[Dataset listings of figures]
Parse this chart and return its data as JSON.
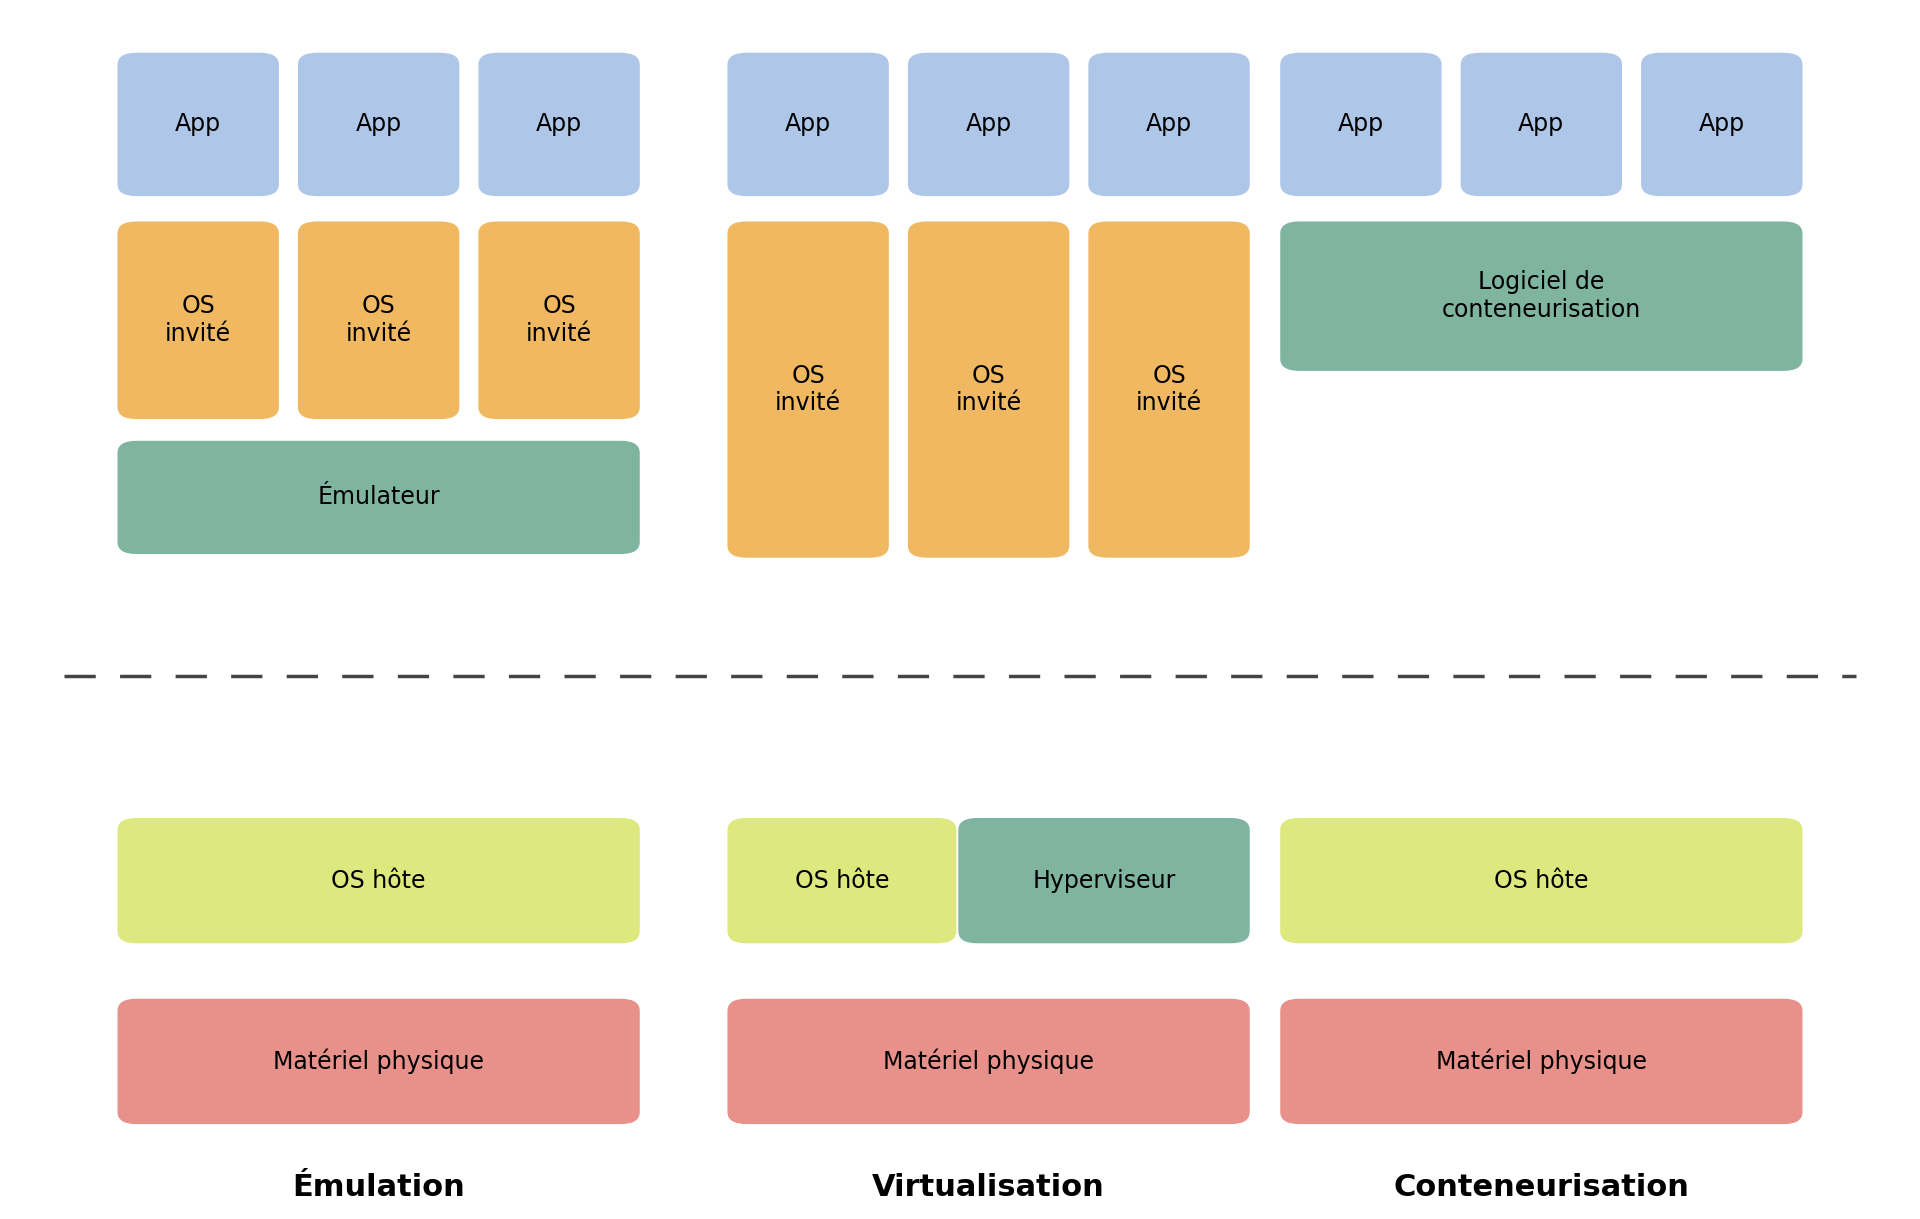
{
  "bg_color": "#ffffff",
  "colors": {
    "app": "#aec6e8",
    "os_invite": "#f0b860",
    "emulateur": "#7fb5a0",
    "hyperviseur": "#7fb5a0",
    "logiciel_cont": "#7fb5a0",
    "os_hote": "#dde87f",
    "materiel": "#e8908a"
  },
  "sections": [
    "Émulation",
    "Virtualisation",
    "Conteneurisation"
  ],
  "title_fontsize": 22,
  "label_fontsize": 17
}
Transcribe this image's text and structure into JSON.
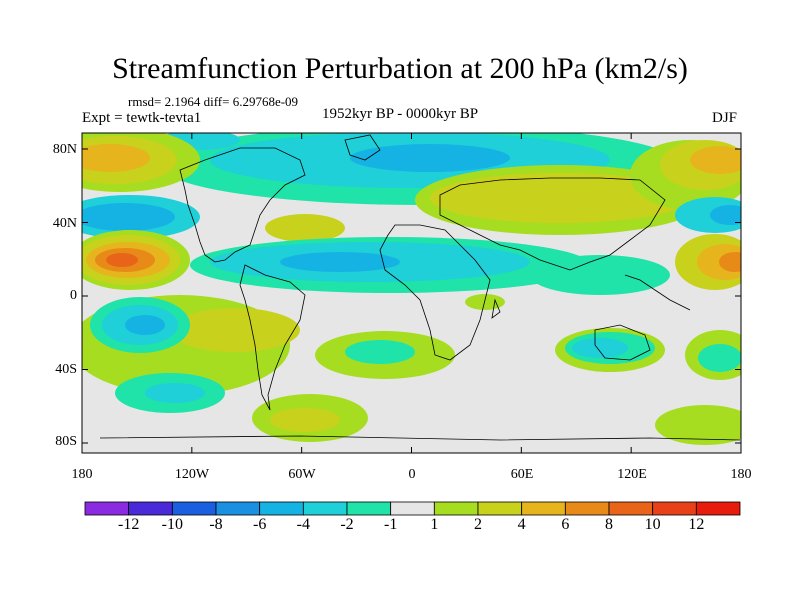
{
  "title": "Streamfunction Perturbation at 200 hPa (km2/s)",
  "stats": "rmsd= 2.1964 diff= 6.29768e-09",
  "experiment": "Expt = tewtk-tevta1",
  "period": "1952kyr BP - 0000kyr BP",
  "season": "DJF",
  "lat_labels": [
    "80N",
    "40N",
    "0",
    "40S",
    "80S"
  ],
  "lon_labels": [
    "180",
    "120W",
    "60W",
    "0",
    "60E",
    "120E",
    "180"
  ],
  "colorbar": {
    "labels": [
      "-12",
      "-10",
      "-8",
      "-6",
      "-4",
      "-2",
      "-1",
      "1",
      "2",
      "4",
      "6",
      "8",
      "10",
      "12"
    ],
    "colors": [
      "#8a2be2",
      "#4a2ad8",
      "#1a5fe0",
      "#1990e0",
      "#15b3e3",
      "#1fd0d8",
      "#1fe3a8",
      "#e6e6e6",
      "#a6dd20",
      "#c8d21c",
      "#e6b41c",
      "#e88a18",
      "#e86418",
      "#e84018",
      "#e81c0c"
    ]
  },
  "colors": {
    "neutral": "#e6e6e6",
    "coast": "#000000"
  }
}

• [Problem to solve]:
Go over the records above and tally the lines with the word "JSON" in them. Give the number alone.

• [Answer for the task]:
2